## BEGIN
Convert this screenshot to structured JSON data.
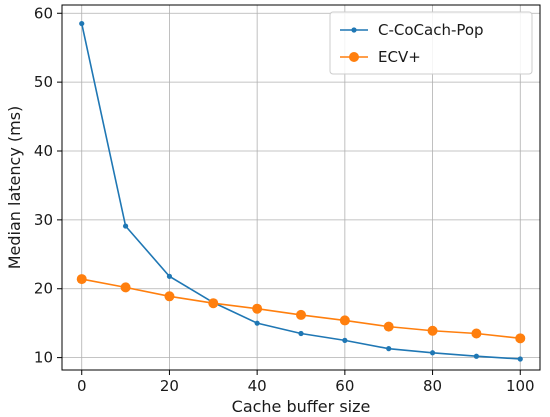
{
  "chart_data": {
    "type": "line",
    "title": "",
    "xlabel": "Cache buffer size",
    "ylabel": "Median latency (ms)",
    "x": [
      0,
      10,
      20,
      30,
      40,
      50,
      60,
      70,
      80,
      90,
      100
    ],
    "xlim": [
      -4.5,
      104.5
    ],
    "ylim": [
      8.2,
      61.2
    ],
    "xticks": [
      0,
      20,
      40,
      60,
      80,
      100
    ],
    "yticks": [
      10,
      20,
      30,
      40,
      50,
      60
    ],
    "grid": true,
    "legend": "top-right",
    "series": [
      {
        "name": "C-CoCach-Pop",
        "color": "#1f77b4",
        "marker": "small-dot",
        "values": [
          58.5,
          29.1,
          21.8,
          18.0,
          15.0,
          13.5,
          12.5,
          11.3,
          10.7,
          10.2,
          9.8
        ]
      },
      {
        "name": "ECV+",
        "color": "#ff7f0e",
        "marker": "large-dot",
        "values": [
          21.4,
          20.2,
          18.9,
          17.9,
          17.1,
          16.2,
          15.4,
          14.5,
          13.9,
          13.5,
          12.8
        ]
      }
    ]
  }
}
## END
Set the listing down in full and exactly. Pictures within it should not appear in the copy.

Convert this screenshot to structured JSON data.
{
  "chart_data": {
    "type": "line",
    "title": "",
    "xlabel": "Cache buffer size",
    "ylabel": "Median latency (ms)",
    "x": [
      0,
      10,
      20,
      30,
      40,
      50,
      60,
      70,
      80,
      90,
      100
    ],
    "xlim": [
      -4.5,
      104.5
    ],
    "ylim": [
      8.2,
      61.2
    ],
    "xticks": [
      0,
      20,
      40,
      60,
      80,
      100
    ],
    "yticks": [
      10,
      20,
      30,
      40,
      50,
      60
    ],
    "grid": true,
    "legend": "top-right",
    "series": [
      {
        "name": "C-CoCach-Pop",
        "color": "#1f77b4",
        "marker": "small-dot",
        "values": [
          58.5,
          29.1,
          21.8,
          18.0,
          15.0,
          13.5,
          12.5,
          11.3,
          10.7,
          10.2,
          9.8
        ]
      },
      {
        "name": "ECV+",
        "color": "#ff7f0e",
        "marker": "large-dot",
        "values": [
          21.4,
          20.2,
          18.9,
          17.9,
          17.1,
          16.2,
          15.4,
          14.5,
          13.9,
          13.5,
          12.8
        ]
      }
    ]
  }
}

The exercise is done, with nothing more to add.